■ **Your task**
Find how many lines hold the word "label". Give only the number.

■ **Information provided**
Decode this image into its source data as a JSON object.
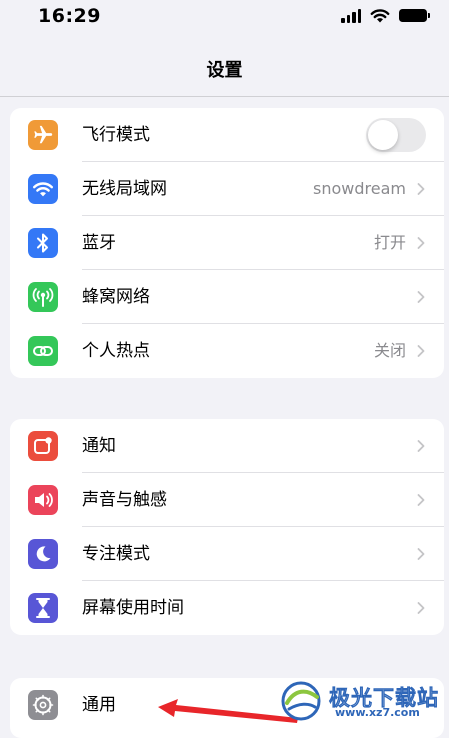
{
  "status_bar": {
    "time": "16:29"
  },
  "nav": {
    "title": "设置"
  },
  "groups": [
    {
      "items": [
        {
          "label": "飞行模式",
          "icon": "airplane-icon",
          "icon_color": "#f09a37",
          "control": "toggle",
          "toggle_on": false
        },
        {
          "label": "无线局域网",
          "icon": "wifi-icon",
          "icon_color": "#3478f6",
          "value": "snowdream"
        },
        {
          "label": "蓝牙",
          "icon": "bluetooth-icon",
          "icon_color": "#3478f6",
          "value": "打开"
        },
        {
          "label": "蜂窝网络",
          "icon": "cellular-icon",
          "icon_color": "#34c759",
          "value": ""
        },
        {
          "label": "个人热点",
          "icon": "hotspot-icon",
          "icon_color": "#34c759",
          "value": "关闭"
        }
      ]
    },
    {
      "items": [
        {
          "label": "通知",
          "icon": "notifications-icon",
          "icon_color": "#eb4d3d"
        },
        {
          "label": "声音与触感",
          "icon": "sound-icon",
          "icon_color": "#eb445a"
        },
        {
          "label": "专注模式",
          "icon": "focus-moon-icon",
          "icon_color": "#5856d6"
        },
        {
          "label": "屏幕使用时间",
          "icon": "hourglass-icon",
          "icon_color": "#5856d6"
        }
      ]
    },
    {
      "items": [
        {
          "label": "通用",
          "icon": "gear-icon",
          "icon_color": "#8e8e93"
        }
      ]
    }
  ],
  "watermark": {
    "title": "极光下载站",
    "url": "www.xz7.com"
  }
}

■ **Solution to this task**
10